Records from a collection

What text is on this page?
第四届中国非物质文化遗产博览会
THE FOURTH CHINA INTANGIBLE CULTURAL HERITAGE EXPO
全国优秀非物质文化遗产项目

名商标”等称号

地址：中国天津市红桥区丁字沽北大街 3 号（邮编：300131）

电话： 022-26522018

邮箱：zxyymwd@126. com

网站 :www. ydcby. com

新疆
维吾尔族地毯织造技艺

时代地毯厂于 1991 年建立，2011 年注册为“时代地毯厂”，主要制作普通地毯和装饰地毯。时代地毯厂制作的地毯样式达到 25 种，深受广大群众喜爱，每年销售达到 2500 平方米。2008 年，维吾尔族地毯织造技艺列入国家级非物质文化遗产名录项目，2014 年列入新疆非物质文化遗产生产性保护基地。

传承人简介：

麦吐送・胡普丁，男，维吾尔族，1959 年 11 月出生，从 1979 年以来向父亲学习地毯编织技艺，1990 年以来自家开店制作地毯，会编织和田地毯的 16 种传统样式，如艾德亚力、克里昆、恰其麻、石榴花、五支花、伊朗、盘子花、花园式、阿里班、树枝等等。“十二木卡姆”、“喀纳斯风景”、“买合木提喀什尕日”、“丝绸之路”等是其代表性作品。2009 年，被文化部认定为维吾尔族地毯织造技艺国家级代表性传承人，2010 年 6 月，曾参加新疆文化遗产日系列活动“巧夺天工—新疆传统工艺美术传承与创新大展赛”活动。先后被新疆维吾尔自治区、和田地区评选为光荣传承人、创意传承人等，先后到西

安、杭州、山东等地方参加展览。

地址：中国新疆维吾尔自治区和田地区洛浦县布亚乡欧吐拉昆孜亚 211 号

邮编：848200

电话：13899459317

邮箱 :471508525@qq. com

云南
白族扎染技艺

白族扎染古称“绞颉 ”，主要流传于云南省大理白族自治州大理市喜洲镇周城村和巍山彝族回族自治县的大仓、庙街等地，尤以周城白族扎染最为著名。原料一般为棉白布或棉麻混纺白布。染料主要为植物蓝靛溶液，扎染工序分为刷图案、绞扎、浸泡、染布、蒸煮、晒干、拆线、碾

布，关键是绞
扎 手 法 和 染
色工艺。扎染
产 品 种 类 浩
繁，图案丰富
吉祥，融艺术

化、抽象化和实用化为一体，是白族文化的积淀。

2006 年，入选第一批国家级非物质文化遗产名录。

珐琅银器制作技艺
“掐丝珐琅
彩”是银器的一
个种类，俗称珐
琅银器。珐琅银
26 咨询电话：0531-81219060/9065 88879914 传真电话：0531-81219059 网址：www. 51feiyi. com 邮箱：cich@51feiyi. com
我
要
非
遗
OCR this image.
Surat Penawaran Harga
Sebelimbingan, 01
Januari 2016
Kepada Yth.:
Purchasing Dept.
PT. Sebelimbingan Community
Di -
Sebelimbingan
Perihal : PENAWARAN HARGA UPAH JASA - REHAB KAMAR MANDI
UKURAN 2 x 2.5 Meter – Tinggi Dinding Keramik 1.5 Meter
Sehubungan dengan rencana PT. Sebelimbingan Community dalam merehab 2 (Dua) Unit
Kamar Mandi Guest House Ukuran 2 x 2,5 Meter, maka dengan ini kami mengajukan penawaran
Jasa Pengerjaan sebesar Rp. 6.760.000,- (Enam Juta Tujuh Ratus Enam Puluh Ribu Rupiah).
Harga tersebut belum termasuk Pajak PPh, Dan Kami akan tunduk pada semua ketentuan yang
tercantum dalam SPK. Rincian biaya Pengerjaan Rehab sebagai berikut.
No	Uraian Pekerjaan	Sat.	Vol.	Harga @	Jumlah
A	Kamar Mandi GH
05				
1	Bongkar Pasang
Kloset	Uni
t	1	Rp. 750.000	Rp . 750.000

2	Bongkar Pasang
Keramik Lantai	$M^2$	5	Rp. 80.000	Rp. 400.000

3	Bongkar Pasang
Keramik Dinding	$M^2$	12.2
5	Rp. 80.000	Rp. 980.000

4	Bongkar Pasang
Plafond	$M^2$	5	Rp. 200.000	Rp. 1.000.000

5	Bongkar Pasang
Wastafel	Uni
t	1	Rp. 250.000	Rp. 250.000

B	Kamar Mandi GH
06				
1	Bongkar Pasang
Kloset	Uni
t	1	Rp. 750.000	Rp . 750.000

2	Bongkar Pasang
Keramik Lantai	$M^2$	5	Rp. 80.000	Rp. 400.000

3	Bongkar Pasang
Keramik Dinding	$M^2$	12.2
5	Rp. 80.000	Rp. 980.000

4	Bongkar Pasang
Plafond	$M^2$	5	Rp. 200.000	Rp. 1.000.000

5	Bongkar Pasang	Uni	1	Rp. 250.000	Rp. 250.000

EXERCISE GOAL: All records above must be set down exactly, please.

RESPONSE TO THE EXERCISE:
What text is on this page?
第四届中国非物质文化遗产博览会
THE FOURTH CHINA INTANGIBLE CULTURAL HERITAGE EXPO
全国优秀非物质文化遗产项目

名商标”等称号

地址：中国天津市红桥区丁字沽北大街 3 号（邮编：300131）

电话： 022-26522018

邮箱：zxyymwd@126. com

网站 :www. ydcby. com

新疆
维吾尔族地毯织造技艺

时代地毯厂于 1991 年建立，2011 年注册为“时代地毯厂”，主要制作普通地毯和装饰地毯。时代地毯厂制作的地毯样式达到 25 种，深受广大群众喜爱，每年销售达到 2500 平方米。2008 年，维吾尔族地毯织造技艺列入国家级非物质文化遗产名录项目，2014 年列入新疆非物质文化遗产生产性保护基地。

传承人简介：

麦吐送・胡普丁，男，维吾尔族，1959 年 11 月出生，从 1979 年以来向父亲学习地毯编织技艺，1990 年以来自家开店制作地毯，会编织和田地毯的 16 种传统样式，如艾德亚力、克里昆、恰其麻、石榴花、五支花、伊朗、盘子花、花园式、阿里班、树枝等等。“十二木卡姆”、“喀纳斯风景”、“买合木提喀什尕日”、“丝绸之路”等是其代表性作品。2009 年，被文化部认定为维吾尔族地毯织造技艺国家级代表性传承人，2010 年 6 月，曾参加新疆文化遗产日系列活动“巧夺天工—新疆传统工艺美术传承与创新大展赛”活动。先后被新疆维吾尔自治区、和田地区评选为光荣传承人、创意传承人等，先后到西

安、杭州、山东等地方参加展览。

地址：中国新疆维吾尔自治区和田地区洛浦县布亚乡欧吐拉昆孜亚 211 号

邮编：848200

电话：13899459317

邮箱 :471508525@qq. com

云南
白族扎染技艺

白族扎染古称“绞颉 ”，主要流传于云南省大理白族自治州大理市喜洲镇周城村和巍山彝族回族自治县的大仓、庙街等地，尤以周城白族扎染最为著名。原料一般为棉白布或棉麻混纺白布。染料主要为植物蓝靛溶液，扎染工序分为刷图案、绞扎、浸泡、染布、蒸煮、晒干、拆线、碾

布，关键是绞
扎 手 法 和 染
色工艺。扎染
产 品 种 类 浩
繁，图案丰富
吉祥，融艺术

化、抽象化和实用化为一体，是白族文化的积淀。

2006 年，入选第一批国家级非物质文化遗产名录。

珐琅银器制作技艺
“掐丝珐琅
彩”是银器的一
个种类，俗称珐
琅银器。珐琅银
26 咨询电话：0531-81219060/9065 88879914 传真电话：0531-81219059 网址：www. 51feiyi. com 邮箱：cich@51feiyi. com
我
要
非
遗
OCR this image.
Surat Penawaran Harga
Sebelimbingan, 01
Januari 2016
Kepada Yth.:
Purchasing Dept.
PT. Sebelimbingan Community
Di -
Sebelimbingan
Perihal : PENAWARAN HARGA UPAH JASA - REHAB KAMAR MANDI
UKURAN 2 x 2.5 Meter – Tinggi Dinding Keramik 1.5 Meter
Sehubungan dengan rencana PT. Sebelimbingan Community dalam merehab 2 (Dua) Unit
Kamar Mandi Guest House Ukuran 2 x 2,5 Meter, maka dengan ini kami mengajukan penawaran
Jasa Pengerjaan sebesar Rp. 6.760.000,- (Enam Juta Tujuh Ratus Enam Puluh Ribu Rupiah).
Harga tersebut belum termasuk Pajak PPh, Dan Kami akan tunduk pada semua ketentuan yang
tercantum dalam SPK. Rincian biaya Pengerjaan Rehab sebagai berikut.
No	Uraian Pekerjaan	Sat.	Vol.	Harga @	Jumlah
A	Kamar Mandi GH
05				
1	Bongkar Pasang
Kloset	Uni
t	1	Rp. 750.000	Rp . 750.000

2	Bongkar Pasang
Keramik Lantai	$M^2$	5	Rp. 80.000	Rp. 400.000

3	Bongkar Pasang
Keramik Dinding	$M^2$	12.2
5	Rp. 80.000	Rp. 980.000

4	Bongkar Pasang
Plafond	$M^2$	5	Rp. 200.000	Rp. 1.000.000

5	Bongkar Pasang
Wastafel	Uni
t	1	Rp. 250.000	Rp. 250.000

B	Kamar Mandi GH
06				
1	Bongkar Pasang
Kloset	Uni
t	1	Rp. 750.000	Rp . 750.000

2	Bongkar Pasang
Keramik Lantai	$M^2$	5	Rp. 80.000	Rp. 400.000

3	Bongkar Pasang
Keramik Dinding	$M^2$	12.2
5	Rp. 80.000	Rp. 980.000

4	Bongkar Pasang
Plafond	$M^2$	5	Rp. 200.000	Rp. 1.000.000

5	Bongkar Pasang	Uni	1	Rp. 250.000	Rp. 250.000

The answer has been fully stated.